• **Short exercise**:
Without altering anything, repeat each of the records.

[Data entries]
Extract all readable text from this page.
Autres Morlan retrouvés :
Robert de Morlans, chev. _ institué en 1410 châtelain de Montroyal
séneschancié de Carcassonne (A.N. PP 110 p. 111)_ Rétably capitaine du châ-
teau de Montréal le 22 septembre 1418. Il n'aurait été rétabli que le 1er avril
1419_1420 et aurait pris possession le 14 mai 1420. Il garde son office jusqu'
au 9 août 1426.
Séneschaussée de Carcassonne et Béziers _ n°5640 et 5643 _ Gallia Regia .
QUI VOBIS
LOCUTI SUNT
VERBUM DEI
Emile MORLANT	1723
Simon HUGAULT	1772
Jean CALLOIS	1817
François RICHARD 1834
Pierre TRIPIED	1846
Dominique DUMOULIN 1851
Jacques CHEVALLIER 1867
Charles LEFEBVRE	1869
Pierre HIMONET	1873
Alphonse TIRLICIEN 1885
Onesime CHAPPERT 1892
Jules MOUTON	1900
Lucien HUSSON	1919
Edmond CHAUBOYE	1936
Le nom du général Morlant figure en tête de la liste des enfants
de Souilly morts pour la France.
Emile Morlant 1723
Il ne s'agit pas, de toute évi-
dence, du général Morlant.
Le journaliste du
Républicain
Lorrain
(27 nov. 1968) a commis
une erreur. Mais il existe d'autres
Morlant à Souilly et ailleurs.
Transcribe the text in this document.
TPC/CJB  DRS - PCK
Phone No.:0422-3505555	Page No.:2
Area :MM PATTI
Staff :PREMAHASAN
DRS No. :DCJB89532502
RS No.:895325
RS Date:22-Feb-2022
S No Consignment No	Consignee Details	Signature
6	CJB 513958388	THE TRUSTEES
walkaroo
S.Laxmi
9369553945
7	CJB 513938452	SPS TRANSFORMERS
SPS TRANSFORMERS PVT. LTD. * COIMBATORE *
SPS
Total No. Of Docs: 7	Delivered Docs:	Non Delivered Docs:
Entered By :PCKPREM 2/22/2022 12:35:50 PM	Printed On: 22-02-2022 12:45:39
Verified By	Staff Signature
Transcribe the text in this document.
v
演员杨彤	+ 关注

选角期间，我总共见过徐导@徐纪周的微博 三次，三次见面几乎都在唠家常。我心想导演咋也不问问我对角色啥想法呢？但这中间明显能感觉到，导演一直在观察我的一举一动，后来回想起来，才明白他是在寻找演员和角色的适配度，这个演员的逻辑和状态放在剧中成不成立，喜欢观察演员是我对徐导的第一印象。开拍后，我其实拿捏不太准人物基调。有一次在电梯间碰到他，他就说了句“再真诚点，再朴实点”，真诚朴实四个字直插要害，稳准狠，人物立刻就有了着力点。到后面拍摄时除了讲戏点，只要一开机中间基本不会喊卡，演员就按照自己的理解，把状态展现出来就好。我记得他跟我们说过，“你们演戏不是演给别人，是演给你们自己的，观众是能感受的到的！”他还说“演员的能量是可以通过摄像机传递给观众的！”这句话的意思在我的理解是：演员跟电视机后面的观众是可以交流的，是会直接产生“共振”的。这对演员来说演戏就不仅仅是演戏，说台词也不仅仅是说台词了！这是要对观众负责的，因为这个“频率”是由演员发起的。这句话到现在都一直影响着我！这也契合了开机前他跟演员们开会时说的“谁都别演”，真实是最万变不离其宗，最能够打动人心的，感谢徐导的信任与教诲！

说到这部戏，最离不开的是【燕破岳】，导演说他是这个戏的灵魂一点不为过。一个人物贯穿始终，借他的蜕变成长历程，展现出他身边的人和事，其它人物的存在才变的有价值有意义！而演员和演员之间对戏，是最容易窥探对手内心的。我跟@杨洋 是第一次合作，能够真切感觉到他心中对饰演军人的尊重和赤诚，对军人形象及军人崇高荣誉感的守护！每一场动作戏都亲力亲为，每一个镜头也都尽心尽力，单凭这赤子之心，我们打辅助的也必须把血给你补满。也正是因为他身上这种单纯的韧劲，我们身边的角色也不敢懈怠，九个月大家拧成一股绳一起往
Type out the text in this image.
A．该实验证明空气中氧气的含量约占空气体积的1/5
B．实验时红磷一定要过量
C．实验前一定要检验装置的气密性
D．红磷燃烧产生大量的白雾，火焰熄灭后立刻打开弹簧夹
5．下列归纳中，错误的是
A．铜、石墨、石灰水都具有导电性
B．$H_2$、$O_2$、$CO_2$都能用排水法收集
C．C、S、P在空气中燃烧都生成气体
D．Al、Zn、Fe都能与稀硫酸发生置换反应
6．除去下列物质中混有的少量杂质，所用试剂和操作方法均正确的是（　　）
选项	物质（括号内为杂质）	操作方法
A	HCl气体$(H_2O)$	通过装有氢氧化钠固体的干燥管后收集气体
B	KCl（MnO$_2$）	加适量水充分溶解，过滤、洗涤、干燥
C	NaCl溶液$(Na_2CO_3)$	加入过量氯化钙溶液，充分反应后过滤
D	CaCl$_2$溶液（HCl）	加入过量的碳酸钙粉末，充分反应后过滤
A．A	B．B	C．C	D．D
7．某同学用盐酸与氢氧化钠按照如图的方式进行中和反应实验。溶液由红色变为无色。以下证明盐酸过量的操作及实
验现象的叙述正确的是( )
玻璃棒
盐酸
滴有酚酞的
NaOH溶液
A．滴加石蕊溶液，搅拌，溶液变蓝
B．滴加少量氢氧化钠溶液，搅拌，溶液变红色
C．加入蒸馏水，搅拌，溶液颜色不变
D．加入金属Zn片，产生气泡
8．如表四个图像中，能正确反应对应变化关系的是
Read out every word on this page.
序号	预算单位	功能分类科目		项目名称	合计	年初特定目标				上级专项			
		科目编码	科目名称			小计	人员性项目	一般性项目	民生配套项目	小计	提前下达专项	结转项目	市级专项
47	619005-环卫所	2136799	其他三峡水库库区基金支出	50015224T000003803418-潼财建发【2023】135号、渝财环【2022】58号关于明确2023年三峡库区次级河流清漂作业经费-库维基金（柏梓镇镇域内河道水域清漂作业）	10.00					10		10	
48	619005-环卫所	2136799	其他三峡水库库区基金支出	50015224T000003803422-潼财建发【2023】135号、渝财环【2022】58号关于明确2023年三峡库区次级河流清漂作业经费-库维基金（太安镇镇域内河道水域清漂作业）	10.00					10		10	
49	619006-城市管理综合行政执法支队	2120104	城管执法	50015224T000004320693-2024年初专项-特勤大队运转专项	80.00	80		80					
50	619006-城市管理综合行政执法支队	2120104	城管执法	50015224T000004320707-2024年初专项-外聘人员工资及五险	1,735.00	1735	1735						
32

• **Complete answer**:
Extract all readable text from this page.
Autres Morlan retrouvés :
Robert de Morlans, chev. _ institué en 1410 châtelain de Montroyal
séneschancié de Carcassonne (A.N. PP 110 p. 111)_ Rétably capitaine du châ-
teau de Montréal le 22 septembre 1418. Il n'aurait été rétabli que le 1er avril
1419_1420 et aurait pris possession le 14 mai 1420. Il garde son office jusqu'
au 9 août 1426.
Séneschaussée de Carcassonne et Béziers _ n°5640 et 5643 _ Gallia Regia .
QUI VOBIS
LOCUTI SUNT
VERBUM DEI
Emile MORLANT	1723
Simon HUGAULT	1772
Jean CALLOIS	1817
François RICHARD 1834
Pierre TRIPIED	1846
Dominique DUMOULIN 1851
Jacques CHEVALLIER 1867
Charles LEFEBVRE	1869
Pierre HIMONET	1873
Alphonse TIRLICIEN 1885
Onesime CHAPPERT 1892
Jules MOUTON	1900
Lucien HUSSON	1919
Edmond CHAUBOYE	1936
Le nom du général Morlant figure en tête de la liste des enfants
de Souilly morts pour la France.
Emile Morlant 1723
Il ne s'agit pas, de toute évi-
dence, du général Morlant.
Le journaliste du
Républicain
Lorrain
(27 nov. 1968) a commis
une erreur. Mais il existe d'autres
Morlant à Souilly et ailleurs.
Transcribe the text in this document.
TPC/CJB  DRS - PCK
Phone No.:0422-3505555	Page No.:2
Area :MM PATTI
Staff :PREMAHASAN
DRS No. :DCJB89532502
RS No.:895325
RS Date:22-Feb-2022
S No Consignment No	Consignee Details	Signature
6	CJB 513958388	THE TRUSTEES
walkaroo
S.Laxmi
9369553945
7	CJB 513938452	SPS TRANSFORMERS
SPS TRANSFORMERS PVT. LTD. * COIMBATORE *
SPS
Total No. Of Docs: 7	Delivered Docs:	Non Delivered Docs:
Entered By :PCKPREM 2/22/2022 12:35:50 PM	Printed On: 22-02-2022 12:45:39
Verified By	Staff Signature
Transcribe the text in this document.
v
演员杨彤	+ 关注

选角期间，我总共见过徐导@徐纪周的微博 三次，三次见面几乎都在唠家常。我心想导演咋也不问问我对角色啥想法呢？但这中间明显能感觉到，导演一直在观察我的一举一动，后来回想起来，才明白他是在寻找演员和角色的适配度，这个演员的逻辑和状态放在剧中成不成立，喜欢观察演员是我对徐导的第一印象。开拍后，我其实拿捏不太准人物基调。有一次在电梯间碰到他，他就说了句“再真诚点，再朴实点”，真诚朴实四个字直插要害，稳准狠，人物立刻就有了着力点。到后面拍摄时除了讲戏点，只要一开机中间基本不会喊卡，演员就按照自己的理解，把状态展现出来就好。我记得他跟我们说过，“你们演戏不是演给别人，是演给你们自己的，观众是能感受的到的！”他还说“演员的能量是可以通过摄像机传递给观众的！”这句话的意思在我的理解是：演员跟电视机后面的观众是可以交流的，是会直接产生“共振”的。这对演员来说演戏就不仅仅是演戏，说台词也不仅仅是说台词了！这是要对观众负责的，因为这个“频率”是由演员发起的。这句话到现在都一直影响着我！这也契合了开机前他跟演员们开会时说的“谁都别演”，真实是最万变不离其宗，最能够打动人心的，感谢徐导的信任与教诲！

说到这部戏，最离不开的是【燕破岳】，导演说他是这个戏的灵魂一点不为过。一个人物贯穿始终，借他的蜕变成长历程，展现出他身边的人和事，其它人物的存在才变的有价值有意义！而演员和演员之间对戏，是最容易窥探对手内心的。我跟@杨洋 是第一次合作，能够真切感觉到他心中对饰演军人的尊重和赤诚，对军人形象及军人崇高荣誉感的守护！每一场动作戏都亲力亲为，每一个镜头也都尽心尽力，单凭这赤子之心，我们打辅助的也必须把血给你补满。也正是因为他身上这种单纯的韧劲，我们身边的角色也不敢懈怠，九个月大家拧成一股绳一起往
Type out the text in this image.
A．该实验证明空气中氧气的含量约占空气体积的1/5
B．实验时红磷一定要过量
C．实验前一定要检验装置的气密性
D．红磷燃烧产生大量的白雾，火焰熄灭后立刻打开弹簧夹
5．下列归纳中，错误的是
A．铜、石墨、石灰水都具有导电性
B．$H_2$、$O_2$、$CO_2$都能用排水法收集
C．C、S、P在空气中燃烧都生成气体
D．Al、Zn、Fe都能与稀硫酸发生置换反应
6．除去下列物质中混有的少量杂质，所用试剂和操作方法均正确的是（　　）
选项	物质（括号内为杂质）	操作方法
A	HCl气体$(H_2O)$	通过装有氢氧化钠固体的干燥管后收集气体
B	KCl（MnO$_2$）	加适量水充分溶解，过滤、洗涤、干燥
C	NaCl溶液$(Na_2CO_3)$	加入过量氯化钙溶液，充分反应后过滤
D	CaCl$_2$溶液（HCl）	加入过量的碳酸钙粉末，充分反应后过滤
A．A	B．B	C．C	D．D
7．某同学用盐酸与氢氧化钠按照如图的方式进行中和反应实验。溶液由红色变为无色。以下证明盐酸过量的操作及实
验现象的叙述正确的是( )
玻璃棒
盐酸
滴有酚酞的
NaOH溶液
A．滴加石蕊溶液，搅拌，溶液变蓝
B．滴加少量氢氧化钠溶液，搅拌，溶液变红色
C．加入蒸馏水，搅拌，溶液颜色不变
D．加入金属Zn片，产生气泡
8．如表四个图像中，能正确反应对应变化关系的是
Read out every word on this page.
序号	预算单位	功能分类科目		项目名称	合计	年初特定目标				上级专项			
		科目编码	科目名称			小计	人员性项目	一般性项目	民生配套项目	小计	提前下达专项	结转项目	市级专项
47	619005-环卫所	2136799	其他三峡水库库区基金支出	50015224T000003803418-潼财建发【2023】135号、渝财环【2022】58号关于明确2023年三峡库区次级河流清漂作业经费-库维基金（柏梓镇镇域内河道水域清漂作业）	10.00					10		10	
48	619005-环卫所	2136799	其他三峡水库库区基金支出	50015224T000003803422-潼财建发【2023】135号、渝财环【2022】58号关于明确2023年三峡库区次级河流清漂作业经费-库维基金（太安镇镇域内河道水域清漂作业）	10.00					10		10	
49	619006-城市管理综合行政执法支队	2120104	城管执法	50015224T000004320693-2024年初专项-特勤大队运转专项	80.00	80		80					
50	619006-城市管理综合行政执法支队	2120104	城管执法	50015224T000004320707-2024年初专项-外聘人员工资及五险	1,735.00	1735	1735						
32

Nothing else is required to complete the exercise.